Items listed in a dataset:
○ ○ ○

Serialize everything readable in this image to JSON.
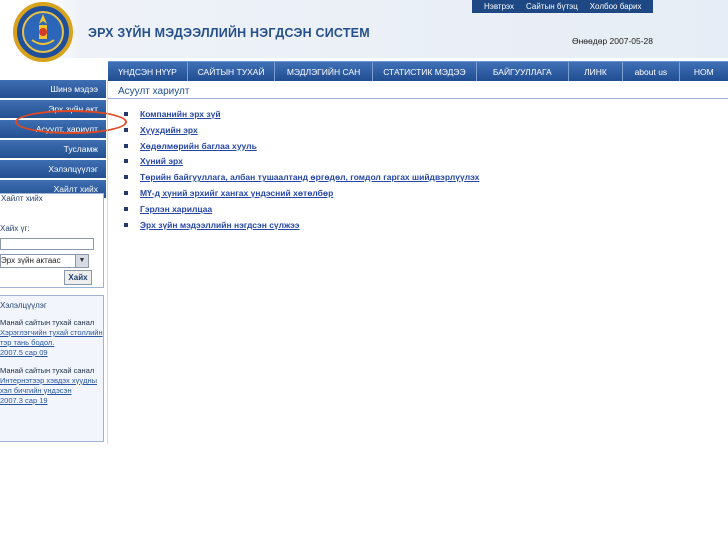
{
  "header": {
    "site_title": "ЭРХ ЗҮЙН МЭДЭЭЛЛИЙН НЭГДСЭН СИСТЕМ",
    "date": "Өнөөдөр 2007-05-28",
    "top_links": [
      "Нэвтрэх",
      "Сайтын бүтэц",
      "Холбоо барих"
    ],
    "colors": {
      "header_blue": "#1d4884",
      "nav_blue": "#2f5fa3",
      "link_blue": "#2647a8",
      "highlight_red": "#e3481f"
    }
  },
  "nav": [
    "ҮНДСЭН НҮҮР",
    "САЙТЫН ТУХАЙ",
    "МЭДЛЭГИЙН САН",
    "СТАТИСТИК МЭДЭЭ",
    "БАЙГУУЛЛАГА",
    "ЛИНК",
    "about us",
    "НОМ"
  ],
  "sidebar": {
    "items": [
      "Шинэ мэдээ",
      "Эрх зүйн акт",
      "Асуулт, хариулт",
      "Тусламж",
      "Хэлэлцүүлэг",
      "Хайлт хийх"
    ]
  },
  "search": {
    "heading": "Хайлт хийх",
    "label": "Хайх үг:",
    "select_value": "Эрх зүйн актаас",
    "button": "Хайх"
  },
  "feedback": {
    "heading": "Хэлэлцүүлэг",
    "entries": [
      {
        "title": "Манай сайтын тухай санал",
        "link": "Хэрэглэгчийн тухай столлийн тэр тань бодол.",
        "date": "2007.5 сар 09"
      },
      {
        "title": "Манай сайтын тухай санал",
        "link": "Интернэтээр хэвдэх хүүдны хэл бичгийн үндэсэн",
        "date": "2007.3 сар 19"
      }
    ]
  },
  "content": {
    "title": "Асуулт хариулт",
    "links": [
      "Компанийн эрх зүй",
      "Хүүхдийн эрх",
      "Хөдөлмөрийн баглаа хууль",
      "Хүний эрх",
      "Төрийн байгууллага, албан тушаалтанд өргөдөл, гомдол гаргах шийдвэрлүүлэх",
      "МҮ-д хүний эрхийг хангах үндэсний хөтөлбөр",
      "Гэрлэн харилцаа",
      "Эрх зүйн мэдээллийн нэгдсэн сүлжээ"
    ]
  }
}
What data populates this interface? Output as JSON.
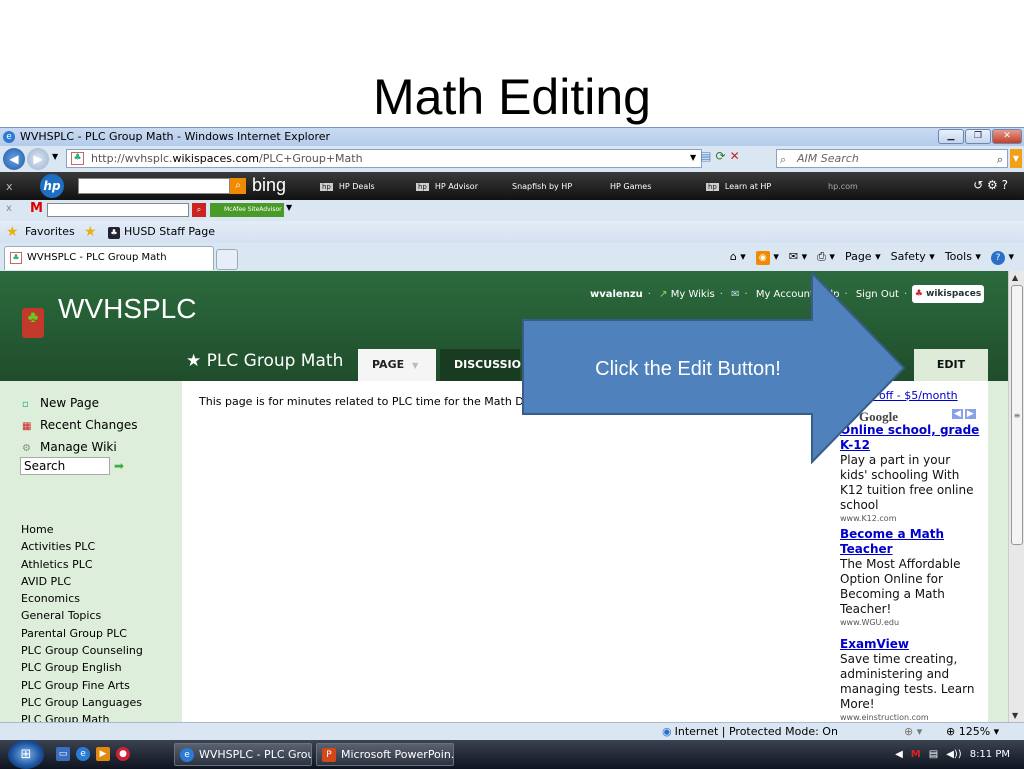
{
  "slide": {
    "title": "Math Editing"
  },
  "window": {
    "title": "WVHSPLC - PLC Group Math - Windows Internet Explorer",
    "buttons": {
      "minimize": "▁",
      "maximize": "❐",
      "close": "✕"
    }
  },
  "address": {
    "url_prefix": "http://wvhsplc.",
    "url_domain": "wikispaces.com",
    "url_path": "/PLC+Group+Math",
    "search_placeholder": "AIM Search"
  },
  "hp_toolbar": {
    "logo": "hp",
    "bing": "bing",
    "links": [
      "HP Deals",
      "HP Advisor",
      "Snapfish by HP",
      "HP Games",
      "Learn at HP"
    ],
    "hpcom": "hp.com"
  },
  "mcafee_toolbar": {
    "logo": "M",
    "siteadvisor": "McAfee SiteAdvisor"
  },
  "favorites_bar": {
    "favorites": "Favorites",
    "item": "HUSD Staff Page"
  },
  "tabs": [
    {
      "label": "WVHSPLC - PLC Group Math"
    }
  ],
  "command_bar": {
    "page": "Page",
    "safety": "Safety",
    "tools": "Tools"
  },
  "wiki": {
    "site_name": "WVHSPLC",
    "user": "wvalenzu",
    "my_wikis": "My Wikis",
    "my_account": "My Account",
    "help": "lp",
    "sign_out": "Sign Out",
    "badge": "wikispaces",
    "space_name": "PLC Group Math",
    "tab_page": "PAGE",
    "tab_discussion": "DISCUSSIO",
    "edit_button": "EDIT",
    "nav": {
      "new_page": "New Page",
      "recent_changes": "Recent Changes",
      "manage_wiki": "Manage Wiki",
      "search": "Search"
    },
    "sidebar_links": [
      "Home",
      "Activities PLC",
      "Athletics PLC",
      "AVID PLC",
      "Economics",
      "General Topics",
      "Parental Group PLC",
      "PLC Group Counseling",
      "PLC Group English",
      "PLC Group Fine Arts",
      "PLC Group Languages",
      "PLC Group Math"
    ],
    "page_text": "This page is for minutes related to PLC time for the Math Depa"
  },
  "ads": {
    "top_link": "ads off - $5/month",
    "ads_by": "by",
    "google": "Google",
    "items": [
      {
        "title": "Online school, grade K-12",
        "body": "Play a part in your kids' schooling With K12 tuition free online school",
        "url": "www.K12.com"
      },
      {
        "title": "Become a Math Teacher",
        "body": "The Most Affordable Option Online for Becoming a Math Teacher!",
        "url": "www.WGU.edu"
      },
      {
        "title": "ExamView",
        "body": "Save time creating, administering and managing tests. Learn More!",
        "url": "www.einstruction.com"
      }
    ]
  },
  "callout": {
    "text": "Click the Edit Button!",
    "color": "#4f81bd"
  },
  "statusbar": {
    "zone": "Internet | Protected Mode: On",
    "zoom": "125%"
  },
  "taskbar": {
    "items": [
      "WVHSPLC - PLC Grou...",
      "Microsoft PowerPoin..."
    ],
    "time": "8:11 PM"
  }
}
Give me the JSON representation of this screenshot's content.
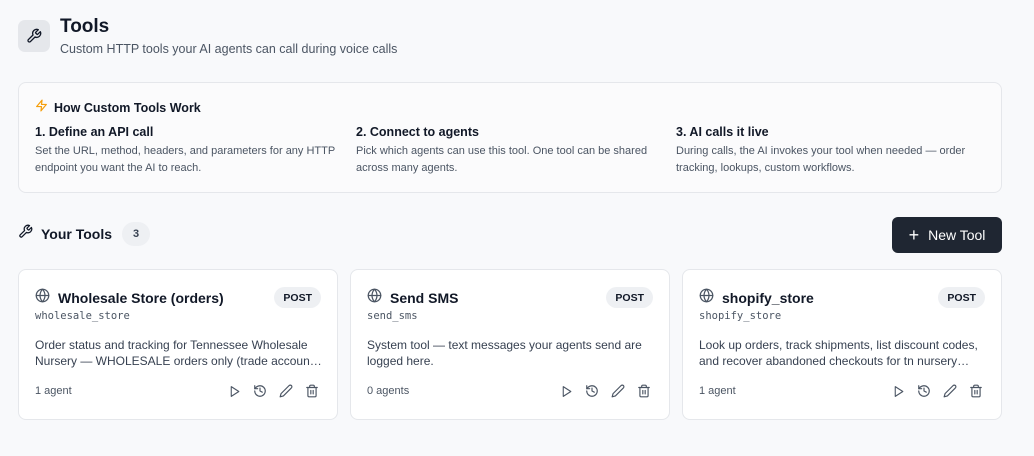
{
  "header": {
    "title": "Tools",
    "subtitle": "Custom HTTP tools your AI agents can call during voice calls",
    "icon": "wrench-icon"
  },
  "info": {
    "title": "How Custom Tools Work",
    "icon": "lightning-icon",
    "accent": "#f59e0b",
    "steps": [
      {
        "title": "1. Define an API call",
        "body": "Set the URL, method, headers, and parameters for any HTTP endpoint you want the AI to reach."
      },
      {
        "title": "2. Connect to agents",
        "body": "Pick which agents can use this tool. One tool can be shared across many agents."
      },
      {
        "title": "3. AI calls it live",
        "body": "During calls, the AI invokes your tool when needed — order tracking, lookups, custom workflows."
      }
    ]
  },
  "tools_section": {
    "title": "Your Tools",
    "count": "3",
    "new_button": "New Tool"
  },
  "tools": [
    {
      "name": "Wholesale Store (orders)",
      "slug": "wholesale_store",
      "method": "POST",
      "description": "Order status and tracking for Tennessee Wholesale Nursery — WHOLESALE orders only (trade account customers like landscapers and retailers).",
      "agents": "1 agent"
    },
    {
      "name": "Send SMS",
      "slug": "send_sms",
      "method": "POST",
      "description": "System tool — text messages your agents send are logged here.",
      "agents": "0 agents"
    },
    {
      "name": "shopify_store",
      "slug": "shopify_store",
      "method": "POST",
      "description": "Look up orders, track shipments, list discount codes, and recover abandoned checkouts for tn nursery customers.",
      "agents": "1 agent"
    }
  ],
  "colors": {
    "primary_button": "#1f2632",
    "background": "#f8f9fb",
    "border": "#e5e7eb"
  }
}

○ ○ ○

Write out each line of the data exactly; the images should be left out.

_Finished exercise_
Serialize everything readable in this image to JSON.
{
  "header": {
    "site_title": "ЭРХ ЗҮЙН МЭДЭЭЛЛИЙН НЭГДСЭН СИСТЕМ",
    "date": "Өнөөдөр 2007-05-28",
    "top_links": [
      "Нэвтрэх",
      "Сайтын бүтэц",
      "Холбоо барих"
    ],
    "colors": {
      "header_blue": "#1d4884",
      "nav_blue": "#2f5fa3",
      "link_blue": "#2647a8",
      "highlight_red": "#e3481f"
    }
  },
  "nav": [
    "ҮНДСЭН НҮҮР",
    "САЙТЫН ТУХАЙ",
    "МЭДЛЭГИЙН САН",
    "СТАТИСТИК МЭДЭЭ",
    "БАЙГУУЛЛАГА",
    "ЛИНК",
    "about us",
    "НОМ"
  ],
  "sidebar": {
    "items": [
      "Шинэ мэдээ",
      "Эрх зүйн акт",
      "Асуулт, хариулт",
      "Тусламж",
      "Хэлэлцүүлэг",
      "Хайлт хийх"
    ]
  },
  "search": {
    "heading": "Хайлт хийх",
    "label": "Хайх үг:",
    "select_value": "Эрх зүйн актаас",
    "button": "Хайх"
  },
  "feedback": {
    "heading": "Хэлэлцүүлэг",
    "entries": [
      {
        "title": "Манай сайтын тухай санал",
        "link": "Хэрэглэгчийн тухай столлийн тэр тань бодол.",
        "date": "2007.5 сар 09"
      },
      {
        "title": "Манай сайтын тухай санал",
        "link": "Интернэтээр хэвдэх хүүдны хэл бичгийн үндэсэн",
        "date": "2007.3 сар 19"
      }
    ]
  },
  "content": {
    "title": "Асуулт хариулт",
    "links": [
      "Компанийн эрх зүй",
      "Хүүхдийн эрх",
      "Хөдөлмөрийн баглаа хууль",
      "Хүний эрх",
      "Төрийн байгууллага, албан тушаалтанд өргөдөл, гомдол гаргах шийдвэрлүүлэх",
      "МҮ-д хүний эрхийг хангах үндэсний хөтөлбөр",
      "Гэрлэн харилцаа",
      "Эрх зүйн мэдээллийн нэгдсэн сүлжээ"
    ]
  }
}
What data populates this interface? Output as JSON.
{
  "slide": {
    "title": "Math Editing"
  },
  "window": {
    "title": "WVHSPLC - PLC Group Math - Windows Internet Explorer",
    "buttons": {
      "minimize": "▁",
      "maximize": "❐",
      "close": "✕"
    }
  },
  "address": {
    "url_prefix": "http://wvhsplc.",
    "url_domain": "wikispaces.com",
    "url_path": "/PLC+Group+Math",
    "search_placeholder": "AIM Search"
  },
  "hp_toolbar": {
    "logo": "hp",
    "bing": "bing",
    "links": [
      "HP Deals",
      "HP Advisor",
      "Snapfish by HP",
      "HP Games",
      "Learn at HP"
    ],
    "hpcom": "hp.com"
  },
  "mcafee_toolbar": {
    "logo": "M",
    "siteadvisor": "McAfee SiteAdvisor"
  },
  "favorites_bar": {
    "favorites": "Favorites",
    "item": "HUSD Staff Page"
  },
  "tabs": [
    {
      "label": "WVHSPLC - PLC Group Math"
    }
  ],
  "command_bar": {
    "page": "Page",
    "safety": "Safety",
    "tools": "Tools"
  },
  "wiki": {
    "site_name": "WVHSPLC",
    "user": "wvalenzu",
    "my_wikis": "My Wikis",
    "my_account": "My Account",
    "help": "lp",
    "sign_out": "Sign Out",
    "badge": "wikispaces",
    "space_name": "PLC Group Math",
    "tab_page": "PAGE",
    "tab_discussion": "DISCUSSIO",
    "edit_button": "EDIT",
    "nav": {
      "new_page": "New Page",
      "recent_changes": "Recent Changes",
      "manage_wiki": "Manage Wiki",
      "search": "Search"
    },
    "sidebar_links": [
      "Home",
      "Activities PLC",
      "Athletics PLC",
      "AVID PLC",
      "Economics",
      "General Topics",
      "Parental Group PLC",
      "PLC Group Counseling",
      "PLC Group English",
      "PLC Group Fine Arts",
      "PLC Group Languages",
      "PLC Group Math"
    ],
    "page_text": "This page is for minutes related to PLC time for the Math Depa"
  },
  "ads": {
    "top_link": "ads off - $5/month",
    "ads_by": "by",
    "google": "Google",
    "items": [
      {
        "title": "Online school, grade K-12",
        "body": "Play a part in your kids' schooling With K12 tuition free online school",
        "url": "www.K12.com"
      },
      {
        "title": "Become a Math Teacher",
        "body": "The Most Affordable Option Online for Becoming a Math Teacher!",
        "url": "www.WGU.edu"
      },
      {
        "title": "ExamView",
        "body": "Save time creating, administering and managing tests. Learn More!",
        "url": "www.einstruction.com"
      }
    ]
  },
  "callout": {
    "text": "Click the Edit Button!",
    "color": "#4f81bd"
  },
  "statusbar": {
    "zone": "Internet | Protected Mode: On",
    "zoom": "125%"
  },
  "taskbar": {
    "items": [
      "WVHSPLC - PLC Grou...",
      "Microsoft PowerPoin..."
    ],
    "time": "8:11 PM"
  }
}
Give me the JSON representation of this screenshot's content.
{
  "header": {
    "title": "Tools",
    "subtitle": "Custom HTTP tools your AI agents can call during voice calls",
    "icon": "wrench-icon"
  },
  "info": {
    "title": "How Custom Tools Work",
    "icon": "lightning-icon",
    "accent": "#f59e0b",
    "steps": [
      {
        "title": "1. Define an API call",
        "body": "Set the URL, method, headers, and parameters for any HTTP endpoint you want the AI to reach."
      },
      {
        "title": "2. Connect to agents",
        "body": "Pick which agents can use this tool. One tool can be shared across many agents."
      },
      {
        "title": "3. AI calls it live",
        "body": "During calls, the AI invokes your tool when needed — order tracking, lookups, custom workflows."
      }
    ]
  },
  "tools_section": {
    "title": "Your Tools",
    "count": "3",
    "new_button": "New Tool"
  },
  "tools": [
    {
      "name": "Wholesale Store (orders)",
      "slug": "wholesale_store",
      "method": "POST",
      "description": "Order status and tracking for Tennessee Wholesale Nursery — WHOLESALE orders only (trade account customers like landscapers and retailers).",
      "agents": "1 agent"
    },
    {
      "name": "Send SMS",
      "slug": "send_sms",
      "method": "POST",
      "description": "System tool — text messages your agents send are logged here.",
      "agents": "0 agents"
    },
    {
      "name": "shopify_store",
      "slug": "shopify_store",
      "method": "POST",
      "description": "Look up orders, track shipments, list discount codes, and recover abandoned checkouts for tn nursery customers.",
      "agents": "1 agent"
    }
  ],
  "colors": {
    "primary_button": "#1f2632",
    "background": "#f8f9fb",
    "border": "#e5e7eb"
  }
}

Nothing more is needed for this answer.